§ Set problem:
Repeat exactly each line of the data provided below.

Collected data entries
■ ■ ■ ■ ■ ■ ■

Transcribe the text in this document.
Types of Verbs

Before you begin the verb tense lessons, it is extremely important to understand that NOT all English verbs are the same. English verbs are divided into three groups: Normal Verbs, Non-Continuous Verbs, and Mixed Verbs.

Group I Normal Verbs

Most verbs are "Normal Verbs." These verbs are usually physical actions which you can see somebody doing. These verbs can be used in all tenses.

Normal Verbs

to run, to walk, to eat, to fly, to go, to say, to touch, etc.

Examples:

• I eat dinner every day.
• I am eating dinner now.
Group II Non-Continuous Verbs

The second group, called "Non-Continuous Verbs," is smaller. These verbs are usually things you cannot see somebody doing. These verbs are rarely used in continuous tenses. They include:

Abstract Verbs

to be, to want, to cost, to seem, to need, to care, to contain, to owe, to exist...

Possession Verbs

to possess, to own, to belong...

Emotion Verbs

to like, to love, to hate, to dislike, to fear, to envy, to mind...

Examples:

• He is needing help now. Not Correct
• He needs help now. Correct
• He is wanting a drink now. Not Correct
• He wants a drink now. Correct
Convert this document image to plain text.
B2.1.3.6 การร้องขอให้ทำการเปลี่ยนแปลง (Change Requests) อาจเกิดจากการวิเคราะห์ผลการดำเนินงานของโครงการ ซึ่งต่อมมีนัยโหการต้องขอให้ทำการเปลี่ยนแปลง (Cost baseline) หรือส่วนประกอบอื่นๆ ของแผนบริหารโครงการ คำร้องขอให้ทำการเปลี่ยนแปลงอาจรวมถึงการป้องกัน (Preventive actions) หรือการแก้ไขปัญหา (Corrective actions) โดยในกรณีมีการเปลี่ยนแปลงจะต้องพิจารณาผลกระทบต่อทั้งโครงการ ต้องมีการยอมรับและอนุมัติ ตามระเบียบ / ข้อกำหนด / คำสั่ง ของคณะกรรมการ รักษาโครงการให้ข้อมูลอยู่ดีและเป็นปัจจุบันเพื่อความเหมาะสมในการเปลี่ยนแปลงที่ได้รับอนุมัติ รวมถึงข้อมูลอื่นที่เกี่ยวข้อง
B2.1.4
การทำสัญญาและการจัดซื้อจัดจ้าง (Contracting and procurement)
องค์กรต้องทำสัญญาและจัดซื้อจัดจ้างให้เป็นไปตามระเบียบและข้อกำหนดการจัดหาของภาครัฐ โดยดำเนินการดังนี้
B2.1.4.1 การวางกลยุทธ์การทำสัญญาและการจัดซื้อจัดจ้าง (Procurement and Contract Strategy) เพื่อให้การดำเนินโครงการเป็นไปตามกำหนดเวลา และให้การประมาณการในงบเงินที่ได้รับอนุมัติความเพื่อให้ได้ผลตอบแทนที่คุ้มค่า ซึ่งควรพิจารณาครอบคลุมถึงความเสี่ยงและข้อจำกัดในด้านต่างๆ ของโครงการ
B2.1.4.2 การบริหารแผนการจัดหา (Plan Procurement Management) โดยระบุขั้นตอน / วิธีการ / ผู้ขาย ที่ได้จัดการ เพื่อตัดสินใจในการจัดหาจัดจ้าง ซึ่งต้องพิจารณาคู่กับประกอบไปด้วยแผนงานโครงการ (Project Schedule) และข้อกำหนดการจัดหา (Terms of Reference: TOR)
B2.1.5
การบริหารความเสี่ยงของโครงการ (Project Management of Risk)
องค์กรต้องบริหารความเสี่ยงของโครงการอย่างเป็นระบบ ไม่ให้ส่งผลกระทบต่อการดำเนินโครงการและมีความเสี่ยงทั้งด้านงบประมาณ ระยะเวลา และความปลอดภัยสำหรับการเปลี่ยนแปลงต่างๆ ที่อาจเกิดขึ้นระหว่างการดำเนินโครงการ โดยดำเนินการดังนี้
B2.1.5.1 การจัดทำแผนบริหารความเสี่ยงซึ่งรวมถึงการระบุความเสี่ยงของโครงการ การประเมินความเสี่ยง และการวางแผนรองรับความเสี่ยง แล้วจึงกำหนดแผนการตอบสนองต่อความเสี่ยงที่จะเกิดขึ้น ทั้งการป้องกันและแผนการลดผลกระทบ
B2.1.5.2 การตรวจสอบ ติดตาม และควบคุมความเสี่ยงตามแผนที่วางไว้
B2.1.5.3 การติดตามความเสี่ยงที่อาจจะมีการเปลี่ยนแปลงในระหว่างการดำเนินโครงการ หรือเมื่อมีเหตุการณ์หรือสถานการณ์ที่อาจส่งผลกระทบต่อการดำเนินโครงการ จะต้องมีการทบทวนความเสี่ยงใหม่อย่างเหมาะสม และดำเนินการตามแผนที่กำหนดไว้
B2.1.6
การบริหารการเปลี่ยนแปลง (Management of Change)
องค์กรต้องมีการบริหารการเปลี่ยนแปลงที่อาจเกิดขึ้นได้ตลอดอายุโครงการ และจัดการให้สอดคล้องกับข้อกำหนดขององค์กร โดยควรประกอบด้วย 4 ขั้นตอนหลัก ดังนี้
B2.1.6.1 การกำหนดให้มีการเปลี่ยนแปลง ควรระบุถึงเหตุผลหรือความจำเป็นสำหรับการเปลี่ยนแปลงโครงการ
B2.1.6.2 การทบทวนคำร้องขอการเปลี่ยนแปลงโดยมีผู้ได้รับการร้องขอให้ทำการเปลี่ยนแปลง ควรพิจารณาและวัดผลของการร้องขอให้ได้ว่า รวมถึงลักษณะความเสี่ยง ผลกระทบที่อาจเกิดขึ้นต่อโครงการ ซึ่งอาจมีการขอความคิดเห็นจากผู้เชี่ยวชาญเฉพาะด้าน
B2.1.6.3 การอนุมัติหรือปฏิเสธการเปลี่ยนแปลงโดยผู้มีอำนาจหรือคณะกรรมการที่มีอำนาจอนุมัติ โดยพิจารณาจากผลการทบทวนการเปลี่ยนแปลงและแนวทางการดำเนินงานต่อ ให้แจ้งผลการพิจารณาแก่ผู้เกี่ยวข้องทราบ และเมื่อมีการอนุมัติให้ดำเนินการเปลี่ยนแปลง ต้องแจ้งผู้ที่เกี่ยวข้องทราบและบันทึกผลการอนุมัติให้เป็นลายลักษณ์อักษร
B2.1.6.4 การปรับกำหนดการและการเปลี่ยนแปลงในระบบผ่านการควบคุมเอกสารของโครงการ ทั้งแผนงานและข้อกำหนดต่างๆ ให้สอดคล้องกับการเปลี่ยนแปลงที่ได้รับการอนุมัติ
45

■ ■ ■ ■ ■ ■ ■

§ Final answer:
Transcribe the text in this document.
Types of Verbs

Before you begin the verb tense lessons, it is extremely important to understand that NOT all English verbs are the same. English verbs are divided into three groups: Normal Verbs, Non-Continuous Verbs, and Mixed Verbs.

Group I Normal Verbs

Most verbs are "Normal Verbs." These verbs are usually physical actions which you can see somebody doing. These verbs can be used in all tenses.

Normal Verbs

to run, to walk, to eat, to fly, to go, to say, to touch, etc.

Examples:

• I eat dinner every day.
• I am eating dinner now.
Group II Non-Continuous Verbs

The second group, called "Non-Continuous Verbs," is smaller. These verbs are usually things you cannot see somebody doing. These verbs are rarely used in continuous tenses. They include:

Abstract Verbs

to be, to want, to cost, to seem, to need, to care, to contain, to owe, to exist...

Possession Verbs

to possess, to own, to belong...

Emotion Verbs

to like, to love, to hate, to dislike, to fear, to envy, to mind...

Examples:

• He is needing help now. Not Correct
• He needs help now. Correct
• He is wanting a drink now. Not Correct
• He wants a drink now. Correct
Convert this document image to plain text.
B2.1.3.6 การร้องขอให้ทำการเปลี่ยนแปลง (Change Requests) อาจเกิดจากการวิเคราะห์ผลการดำเนินงานของโครงการ ซึ่งต่อมมีนัยโหการต้องขอให้ทำการเปลี่ยนแปลง (Cost baseline) หรือส่วนประกอบอื่นๆ ของแผนบริหารโครงการ คำร้องขอให้ทำการเปลี่ยนแปลงอาจรวมถึงการป้องกัน (Preventive actions) หรือการแก้ไขปัญหา (Corrective actions) โดยในกรณีมีการเปลี่ยนแปลงจะต้องพิจารณาผลกระทบต่อทั้งโครงการ ต้องมีการยอมรับและอนุมัติ ตามระเบียบ / ข้อกำหนด / คำสั่ง ของคณะกรรมการ รักษาโครงการให้ข้อมูลอยู่ดีและเป็นปัจจุบันเพื่อความเหมาะสมในการเปลี่ยนแปลงที่ได้รับอนุมัติ รวมถึงข้อมูลอื่นที่เกี่ยวข้อง
B2.1.4
การทำสัญญาและการจัดซื้อจัดจ้าง (Contracting and procurement)
องค์กรต้องทำสัญญาและจัดซื้อจัดจ้างให้เป็นไปตามระเบียบและข้อกำหนดการจัดหาของภาครัฐ โดยดำเนินการดังนี้
B2.1.4.1 การวางกลยุทธ์การทำสัญญาและการจัดซื้อจัดจ้าง (Procurement and Contract Strategy) เพื่อให้การดำเนินโครงการเป็นไปตามกำหนดเวลา และให้การประมาณการในงบเงินที่ได้รับอนุมัติความเพื่อให้ได้ผลตอบแทนที่คุ้มค่า ซึ่งควรพิจารณาครอบคลุมถึงความเสี่ยงและข้อจำกัดในด้านต่างๆ ของโครงการ
B2.1.4.2 การบริหารแผนการจัดหา (Plan Procurement Management) โดยระบุขั้นตอน / วิธีการ / ผู้ขาย ที่ได้จัดการ เพื่อตัดสินใจในการจัดหาจัดจ้าง ซึ่งต้องพิจารณาคู่กับประกอบไปด้วยแผนงานโครงการ (Project Schedule) และข้อกำหนดการจัดหา (Terms of Reference: TOR)
B2.1.5
การบริหารความเสี่ยงของโครงการ (Project Management of Risk)
องค์กรต้องบริหารความเสี่ยงของโครงการอย่างเป็นระบบ ไม่ให้ส่งผลกระทบต่อการดำเนินโครงการและมีความเสี่ยงทั้งด้านงบประมาณ ระยะเวลา และความปลอดภัยสำหรับการเปลี่ยนแปลงต่างๆ ที่อาจเกิดขึ้นระหว่างการดำเนินโครงการ โดยดำเนินการดังนี้
B2.1.5.1 การจัดทำแผนบริหารความเสี่ยงซึ่งรวมถึงการระบุความเสี่ยงของโครงการ การประเมินความเสี่ยง และการวางแผนรองรับความเสี่ยง แล้วจึงกำหนดแผนการตอบสนองต่อความเสี่ยงที่จะเกิดขึ้น ทั้งการป้องกันและแผนการลดผลกระทบ
B2.1.5.2 การตรวจสอบ ติดตาม และควบคุมความเสี่ยงตามแผนที่วางไว้
B2.1.5.3 การติดตามความเสี่ยงที่อาจจะมีการเปลี่ยนแปลงในระหว่างการดำเนินโครงการ หรือเมื่อมีเหตุการณ์หรือสถานการณ์ที่อาจส่งผลกระทบต่อการดำเนินโครงการ จะต้องมีการทบทวนความเสี่ยงใหม่อย่างเหมาะสม และดำเนินการตามแผนที่กำหนดไว้
B2.1.6
การบริหารการเปลี่ยนแปลง (Management of Change)
องค์กรต้องมีการบริหารการเปลี่ยนแปลงที่อาจเกิดขึ้นได้ตลอดอายุโครงการ และจัดการให้สอดคล้องกับข้อกำหนดขององค์กร โดยควรประกอบด้วย 4 ขั้นตอนหลัก ดังนี้
B2.1.6.1 การกำหนดให้มีการเปลี่ยนแปลง ควรระบุถึงเหตุผลหรือความจำเป็นสำหรับการเปลี่ยนแปลงโครงการ
B2.1.6.2 การทบทวนคำร้องขอการเปลี่ยนแปลงโดยมีผู้ได้รับการร้องขอให้ทำการเปลี่ยนแปลง ควรพิจารณาและวัดผลของการร้องขอให้ได้ว่า รวมถึงลักษณะความเสี่ยง ผลกระทบที่อาจเกิดขึ้นต่อโครงการ ซึ่งอาจมีการขอความคิดเห็นจากผู้เชี่ยวชาญเฉพาะด้าน
B2.1.6.3 การอนุมัติหรือปฏิเสธการเปลี่ยนแปลงโดยผู้มีอำนาจหรือคณะกรรมการที่มีอำนาจอนุมัติ โดยพิจารณาจากผลการทบทวนการเปลี่ยนแปลงและแนวทางการดำเนินงานต่อ ให้แจ้งผลการพิจารณาแก่ผู้เกี่ยวข้องทราบ และเมื่อมีการอนุมัติให้ดำเนินการเปลี่ยนแปลง ต้องแจ้งผู้ที่เกี่ยวข้องทราบและบันทึกผลการอนุมัติให้เป็นลายลักษณ์อักษร
B2.1.6.4 การปรับกำหนดการและการเปลี่ยนแปลงในระบบผ่านการควบคุมเอกสารของโครงการ ทั้งแผนงานและข้อกำหนดต่างๆ ให้สอดคล้องกับการเปลี่ยนแปลงที่ได้รับการอนุมัติ
45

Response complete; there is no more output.